**EXERCISE PROMPT:**
Quote the listing in full, exactly as given, minus any pictures.

Dataset items
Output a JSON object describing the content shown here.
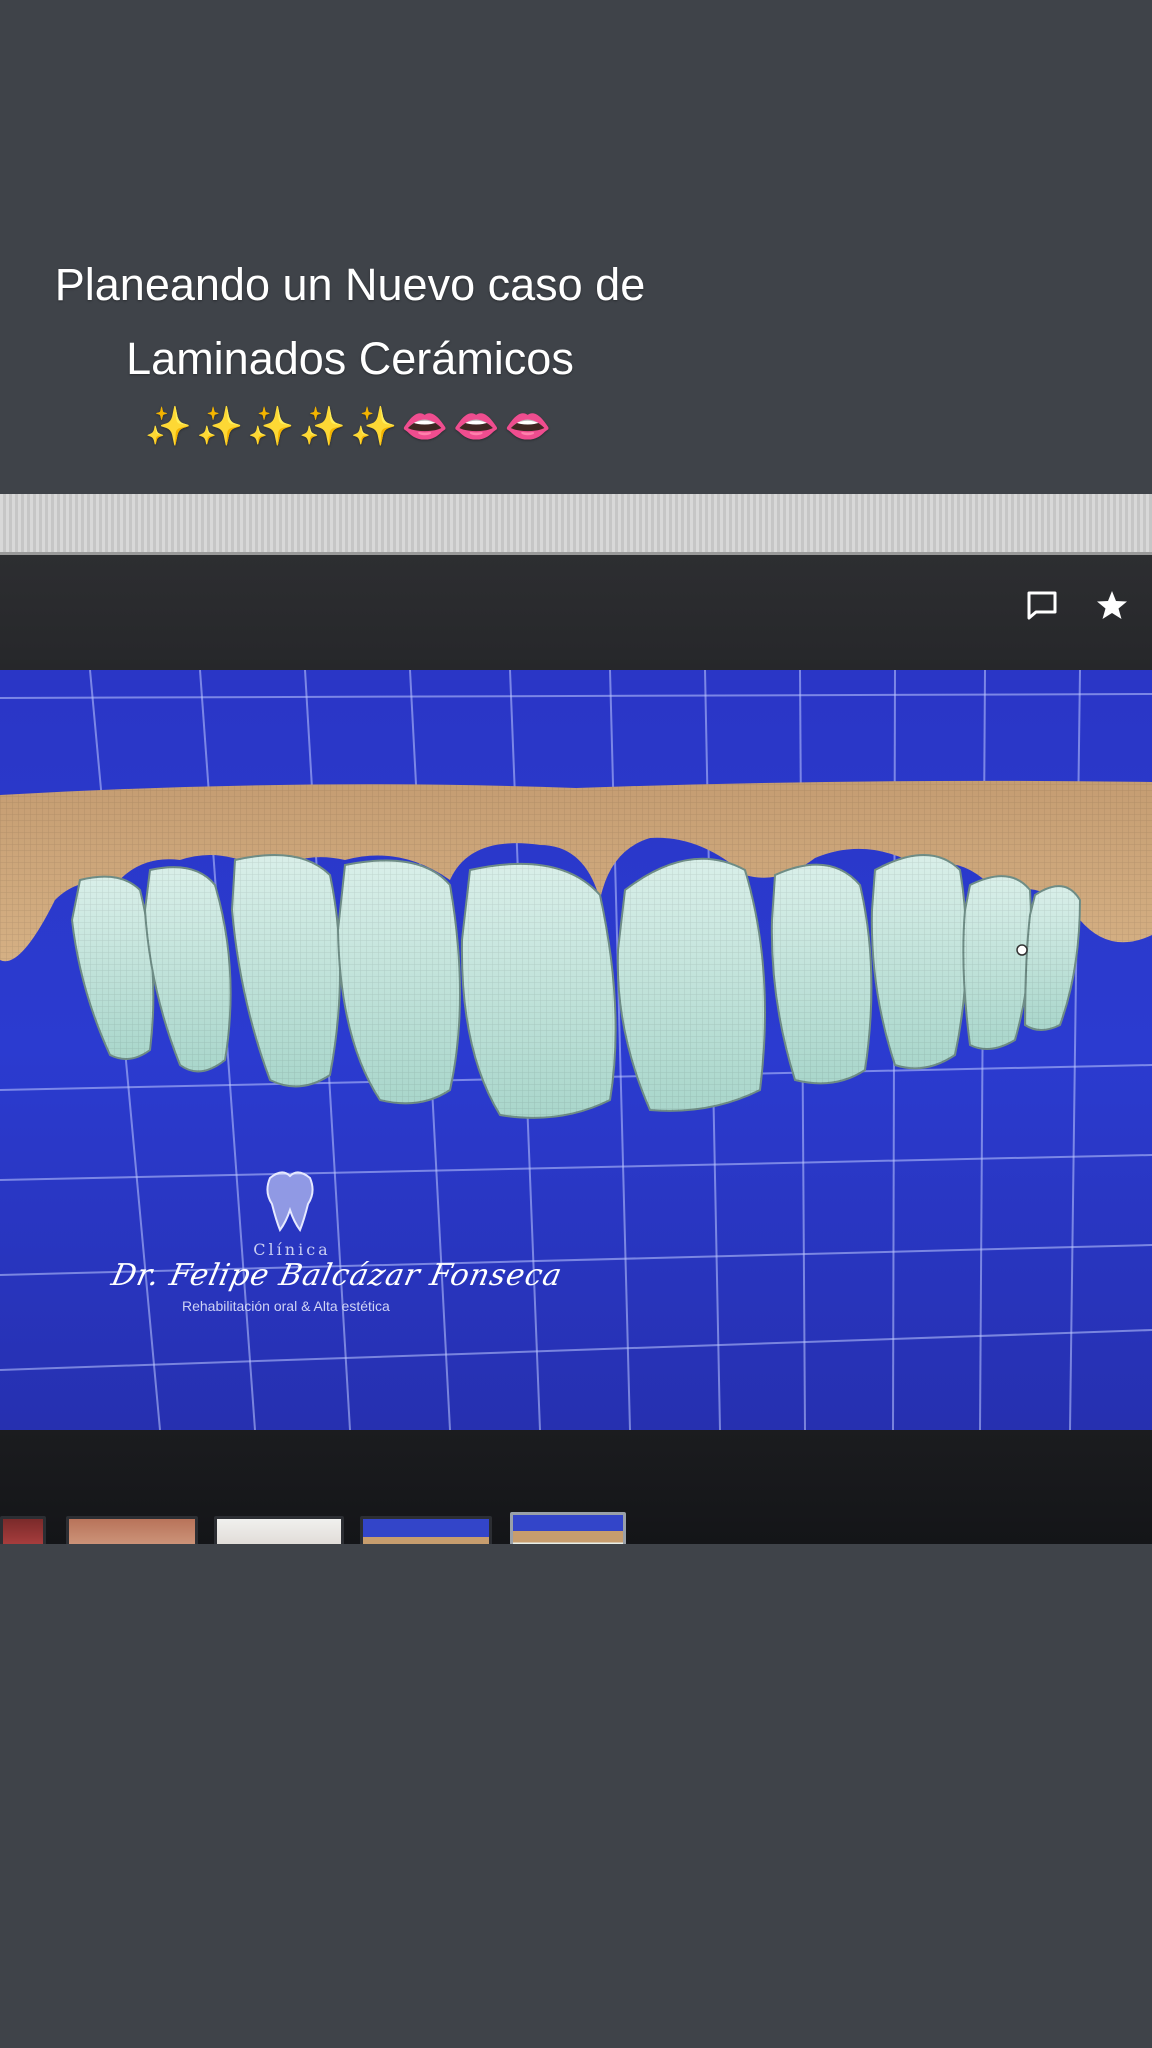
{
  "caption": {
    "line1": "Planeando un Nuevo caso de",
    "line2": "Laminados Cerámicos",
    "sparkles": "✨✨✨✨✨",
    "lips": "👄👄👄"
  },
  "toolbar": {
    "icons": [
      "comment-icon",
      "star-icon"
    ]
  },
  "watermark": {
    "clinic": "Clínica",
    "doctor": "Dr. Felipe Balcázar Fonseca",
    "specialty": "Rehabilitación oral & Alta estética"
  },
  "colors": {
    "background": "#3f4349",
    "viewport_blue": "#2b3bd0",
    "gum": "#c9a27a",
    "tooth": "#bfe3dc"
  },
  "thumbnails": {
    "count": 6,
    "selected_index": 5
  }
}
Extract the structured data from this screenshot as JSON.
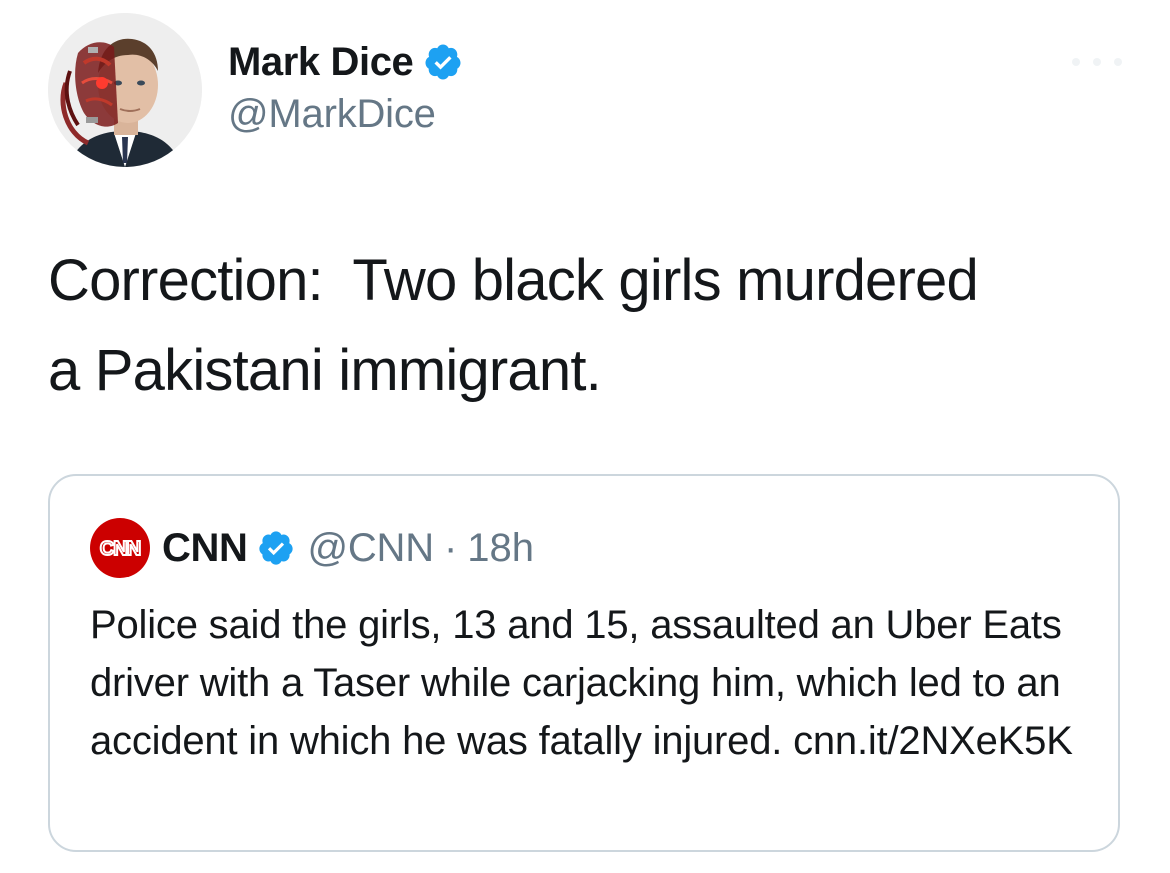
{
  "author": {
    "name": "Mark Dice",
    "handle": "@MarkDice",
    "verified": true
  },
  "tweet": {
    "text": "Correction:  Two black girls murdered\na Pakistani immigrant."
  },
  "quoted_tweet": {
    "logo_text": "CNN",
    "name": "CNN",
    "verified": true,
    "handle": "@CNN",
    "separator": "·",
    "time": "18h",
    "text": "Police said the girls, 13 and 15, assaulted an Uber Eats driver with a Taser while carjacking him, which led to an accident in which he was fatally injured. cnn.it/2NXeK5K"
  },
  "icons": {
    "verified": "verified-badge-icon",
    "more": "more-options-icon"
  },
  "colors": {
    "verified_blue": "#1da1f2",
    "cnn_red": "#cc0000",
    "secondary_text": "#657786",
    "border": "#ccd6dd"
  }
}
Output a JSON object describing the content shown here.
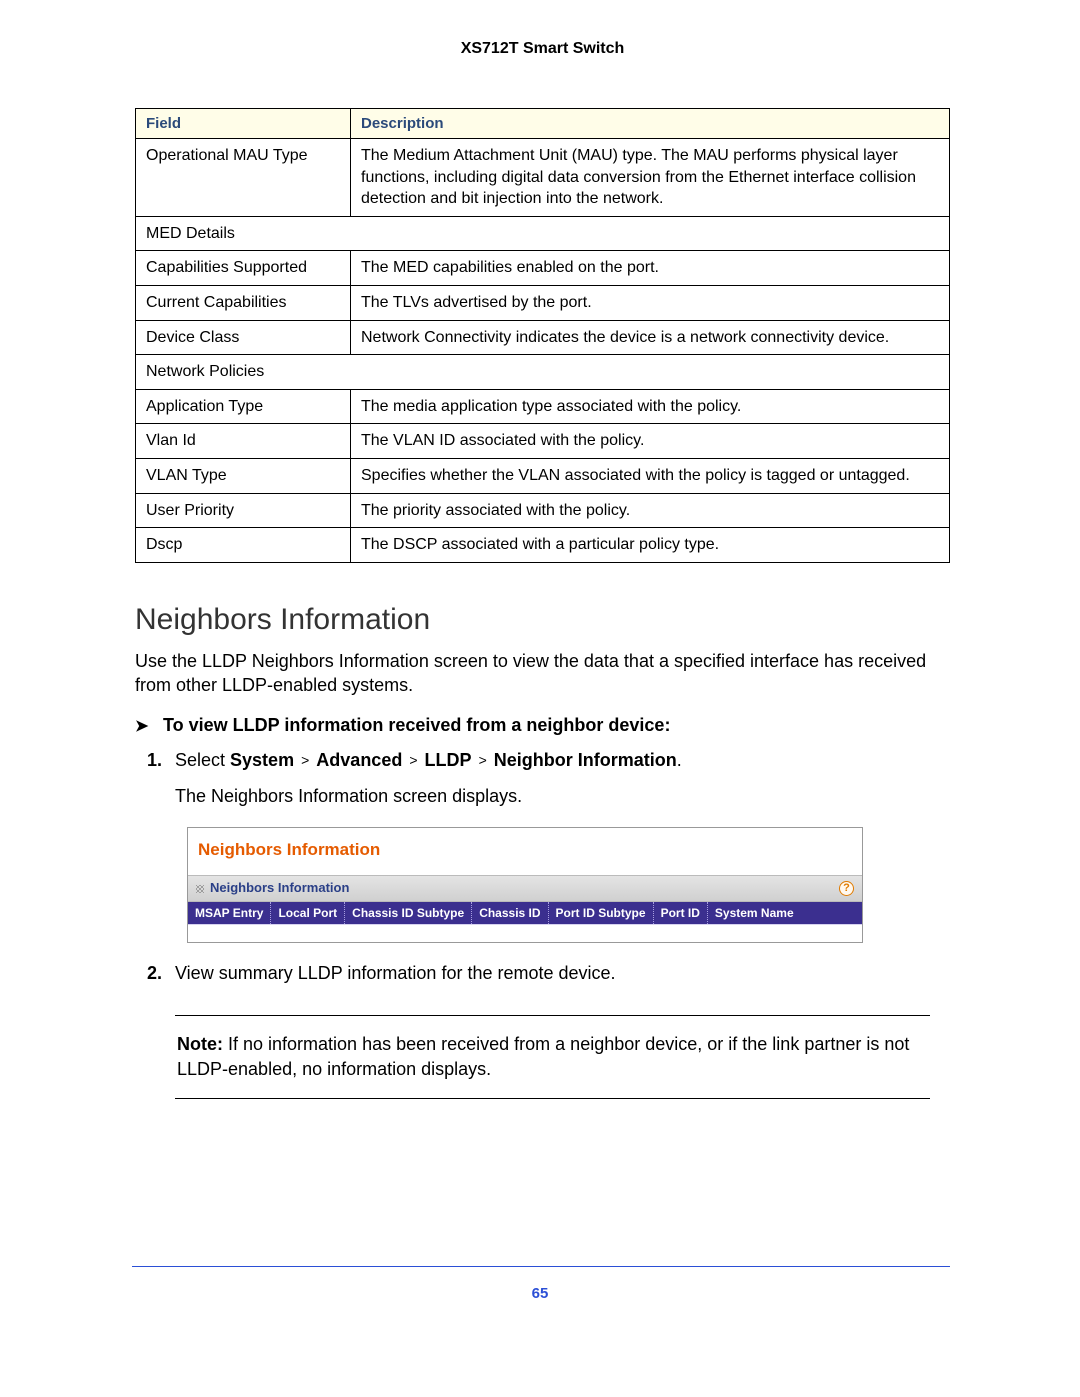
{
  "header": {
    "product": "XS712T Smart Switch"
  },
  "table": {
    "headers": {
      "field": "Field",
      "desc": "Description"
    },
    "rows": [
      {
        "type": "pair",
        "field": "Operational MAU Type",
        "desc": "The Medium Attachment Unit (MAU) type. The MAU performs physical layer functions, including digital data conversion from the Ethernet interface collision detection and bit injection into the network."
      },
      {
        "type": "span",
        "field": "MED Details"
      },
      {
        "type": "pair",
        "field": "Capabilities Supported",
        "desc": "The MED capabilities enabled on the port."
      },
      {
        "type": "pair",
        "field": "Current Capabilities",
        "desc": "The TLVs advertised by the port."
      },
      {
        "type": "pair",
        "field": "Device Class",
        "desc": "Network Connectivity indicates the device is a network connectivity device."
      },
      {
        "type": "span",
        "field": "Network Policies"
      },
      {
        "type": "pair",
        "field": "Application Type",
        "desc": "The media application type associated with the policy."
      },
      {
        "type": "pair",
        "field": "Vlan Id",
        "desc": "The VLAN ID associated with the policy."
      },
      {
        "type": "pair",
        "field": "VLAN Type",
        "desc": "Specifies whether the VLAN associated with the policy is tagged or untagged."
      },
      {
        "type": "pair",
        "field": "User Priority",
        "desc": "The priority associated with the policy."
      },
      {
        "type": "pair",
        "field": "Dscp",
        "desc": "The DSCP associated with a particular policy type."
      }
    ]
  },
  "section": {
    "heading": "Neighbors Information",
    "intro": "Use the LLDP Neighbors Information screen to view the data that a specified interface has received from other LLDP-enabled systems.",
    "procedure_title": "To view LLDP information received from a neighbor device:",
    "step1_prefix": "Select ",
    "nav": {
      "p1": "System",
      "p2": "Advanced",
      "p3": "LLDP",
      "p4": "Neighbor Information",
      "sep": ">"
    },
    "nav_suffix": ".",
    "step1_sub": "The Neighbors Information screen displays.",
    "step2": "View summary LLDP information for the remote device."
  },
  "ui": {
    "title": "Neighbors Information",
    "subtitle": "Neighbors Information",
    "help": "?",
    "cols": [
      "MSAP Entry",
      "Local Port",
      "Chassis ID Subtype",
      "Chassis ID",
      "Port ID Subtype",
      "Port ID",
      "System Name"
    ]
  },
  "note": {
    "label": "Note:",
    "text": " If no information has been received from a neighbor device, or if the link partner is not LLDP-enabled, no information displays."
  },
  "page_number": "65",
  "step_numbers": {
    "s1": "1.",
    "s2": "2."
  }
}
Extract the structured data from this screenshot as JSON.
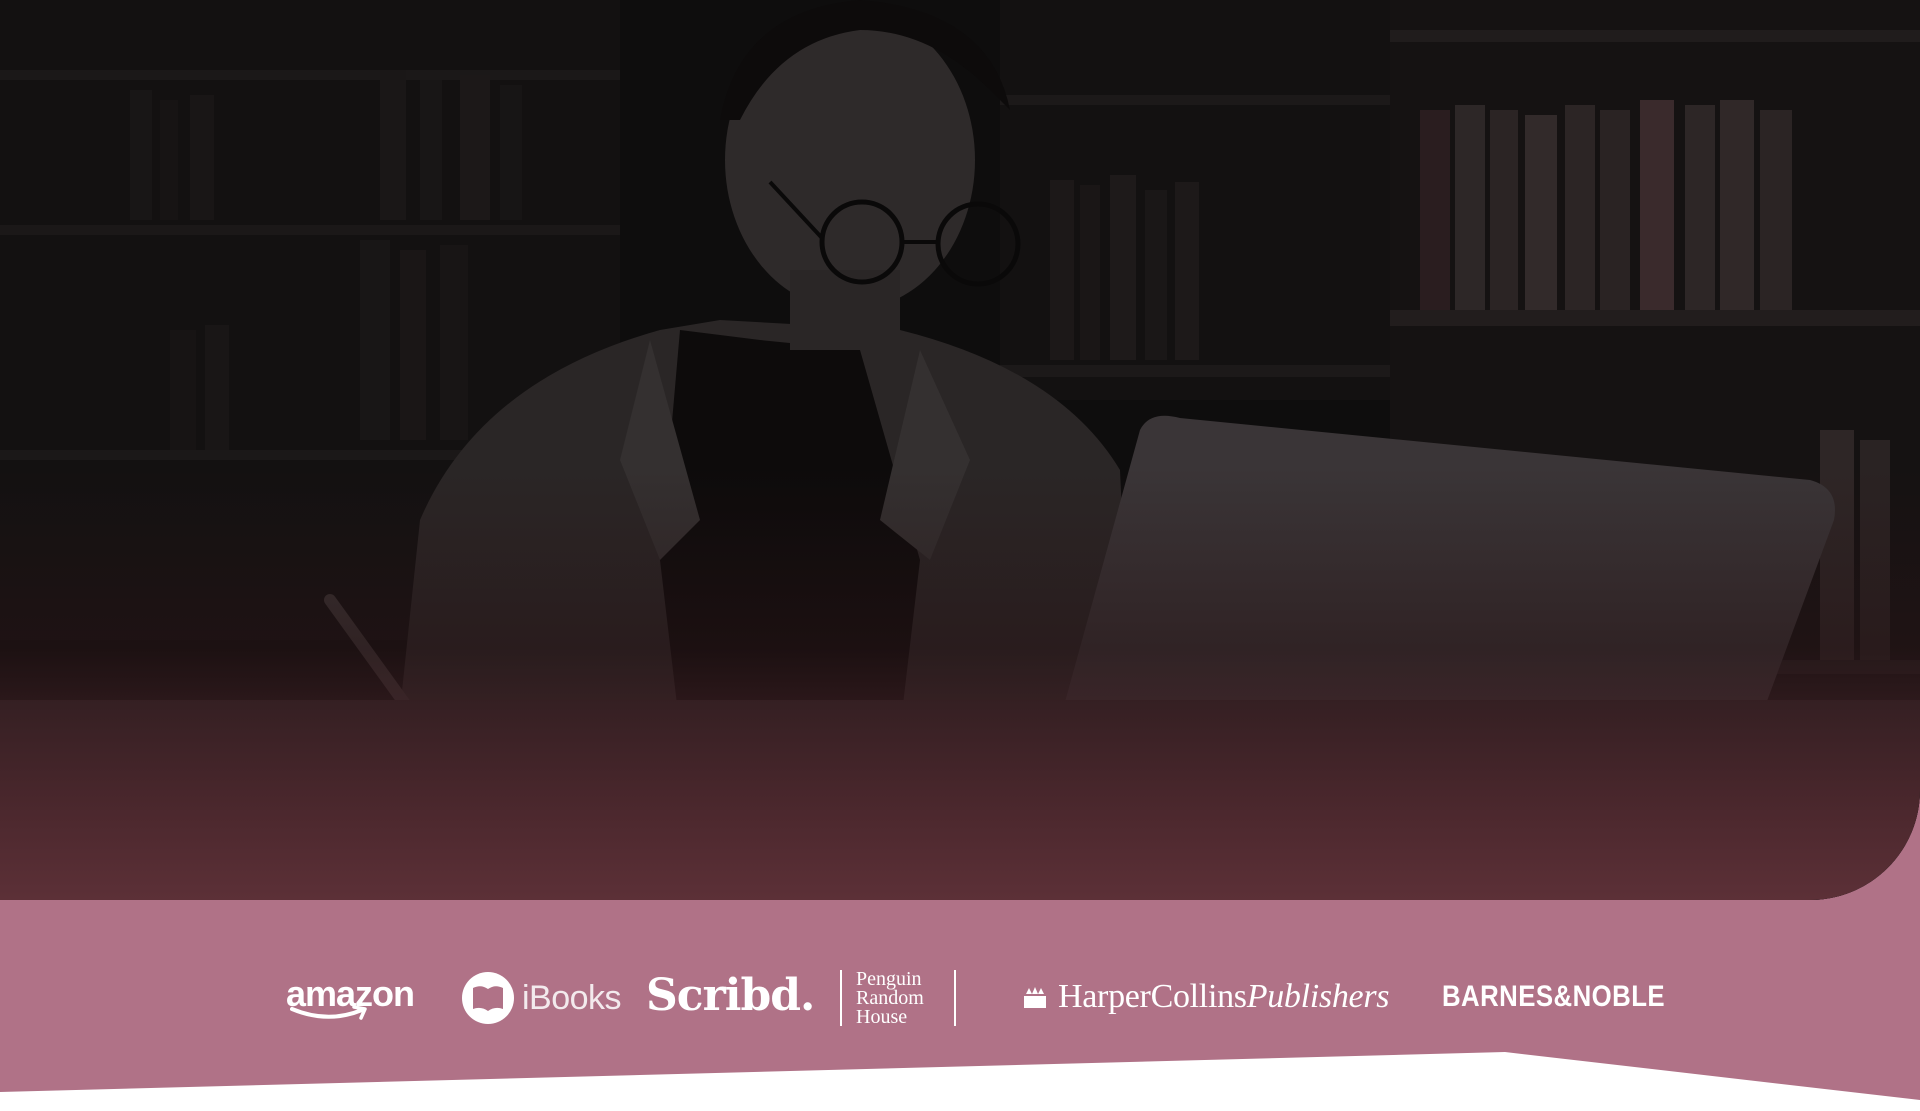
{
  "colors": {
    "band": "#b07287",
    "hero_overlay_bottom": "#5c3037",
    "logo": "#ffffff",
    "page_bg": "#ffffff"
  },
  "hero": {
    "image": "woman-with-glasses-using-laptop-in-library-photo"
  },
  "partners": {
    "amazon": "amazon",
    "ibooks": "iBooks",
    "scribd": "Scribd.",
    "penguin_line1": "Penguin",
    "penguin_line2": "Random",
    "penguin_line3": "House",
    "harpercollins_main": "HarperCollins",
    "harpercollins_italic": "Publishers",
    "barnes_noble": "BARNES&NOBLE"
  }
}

**FINAL RESULT:**
Output a JSON object describing the content shown here.
{
  "caption": {
    "line1": "Planeando un Nuevo caso de",
    "line2": "Laminados Cerámicos",
    "sparkles": "✨✨✨✨✨",
    "lips": "👄👄👄"
  },
  "toolbar": {
    "icons": [
      "comment-icon",
      "star-icon"
    ]
  },
  "watermark": {
    "clinic": "Clínica",
    "doctor": "Dr. Felipe Balcázar Fonseca",
    "specialty": "Rehabilitación oral & Alta estética"
  },
  "colors": {
    "background": "#3f4349",
    "viewport_blue": "#2b3bd0",
    "gum": "#c9a27a",
    "tooth": "#bfe3dc"
  },
  "thumbnails": {
    "count": 6,
    "selected_index": 5
  }
}
Extract the structured data from this screenshot as JSON.
{
  "author": {
    "name": "Mark Dice",
    "handle": "@MarkDice",
    "verified": true
  },
  "tweet": {
    "text": "Correction:  Two black girls murdered\na Pakistani immigrant."
  },
  "quoted_tweet": {
    "logo_text": "CNN",
    "name": "CNN",
    "verified": true,
    "handle": "@CNN",
    "separator": "·",
    "time": "18h",
    "text": "Police said the girls, 13 and 15, assaulted an Uber Eats driver with a Taser while carjacking him, which led to an accident in which he was fatally injured. cnn.it/2NXeK5K"
  },
  "icons": {
    "verified": "verified-badge-icon",
    "more": "more-options-icon"
  },
  "colors": {
    "verified_blue": "#1da1f2",
    "cnn_red": "#cc0000",
    "secondary_text": "#657786",
    "border": "#ccd6dd"
  }
}
Output a JSON object describing the content shown here.
{
  "header": {
    "product": "XS712T Smart Switch"
  },
  "table": {
    "headers": {
      "field": "Field",
      "desc": "Description"
    },
    "rows": [
      {
        "type": "pair",
        "field": "Operational MAU Type",
        "desc": "The Medium Attachment Unit (MAU) type. The MAU performs physical layer functions, including digital data conversion from the Ethernet interface collision detection and bit injection into the network."
      },
      {
        "type": "span",
        "field": "MED Details"
      },
      {
        "type": "pair",
        "field": "Capabilities Supported",
        "desc": "The MED capabilities enabled on the port."
      },
      {
        "type": "pair",
        "field": "Current Capabilities",
        "desc": "The TLVs advertised by the port."
      },
      {
        "type": "pair",
        "field": "Device Class",
        "desc": "Network Connectivity indicates the device is a network connectivity device."
      },
      {
        "type": "span",
        "field": "Network Policies"
      },
      {
        "type": "pair",
        "field": "Application Type",
        "desc": "The media application type associated with the policy."
      },
      {
        "type": "pair",
        "field": "Vlan Id",
        "desc": "The VLAN ID associated with the policy."
      },
      {
        "type": "pair",
        "field": "VLAN Type",
        "desc": "Specifies whether the VLAN associated with the policy is tagged or untagged."
      },
      {
        "type": "pair",
        "field": "User Priority",
        "desc": "The priority associated with the policy."
      },
      {
        "type": "pair",
        "field": "Dscp",
        "desc": "The DSCP associated with a particular policy type."
      }
    ]
  },
  "section": {
    "heading": "Neighbors Information",
    "intro": "Use the LLDP Neighbors Information screen to view the data that a specified interface has received from other LLDP-enabled systems.",
    "procedure_title": "To view LLDP information received from a neighbor device:",
    "step1_prefix": "Select ",
    "nav": {
      "p1": "System",
      "p2": "Advanced",
      "p3": "LLDP",
      "p4": "Neighbor Information",
      "sep": ">"
    },
    "nav_suffix": ".",
    "step1_sub": "The Neighbors Information screen displays.",
    "step2": "View summary LLDP information for the remote device."
  },
  "ui": {
    "title": "Neighbors Information",
    "subtitle": "Neighbors Information",
    "help": "?",
    "cols": [
      "MSAP Entry",
      "Local Port",
      "Chassis ID Subtype",
      "Chassis ID",
      "Port ID Subtype",
      "Port ID",
      "System Name"
    ]
  },
  "note": {
    "label": "Note:",
    "text": " If no information has been received from a neighbor device, or if the link partner is not LLDP-enabled, no information displays."
  },
  "page_number": "65",
  "step_numbers": {
    "s1": "1.",
    "s2": "2."
  }
}
Extract the structured data from this screenshot as JSON.
{
  "colors": {
    "band": "#b07287",
    "hero_overlay_bottom": "#5c3037",
    "logo": "#ffffff",
    "page_bg": "#ffffff"
  },
  "hero": {
    "image": "woman-with-glasses-using-laptop-in-library-photo"
  },
  "partners": {
    "amazon": "amazon",
    "ibooks": "iBooks",
    "scribd": "Scribd.",
    "penguin_line1": "Penguin",
    "penguin_line2": "Random",
    "penguin_line3": "House",
    "harpercollins_main": "HarperCollins",
    "harpercollins_italic": "Publishers",
    "barnes_noble": "BARNES&NOBLE"
  }
}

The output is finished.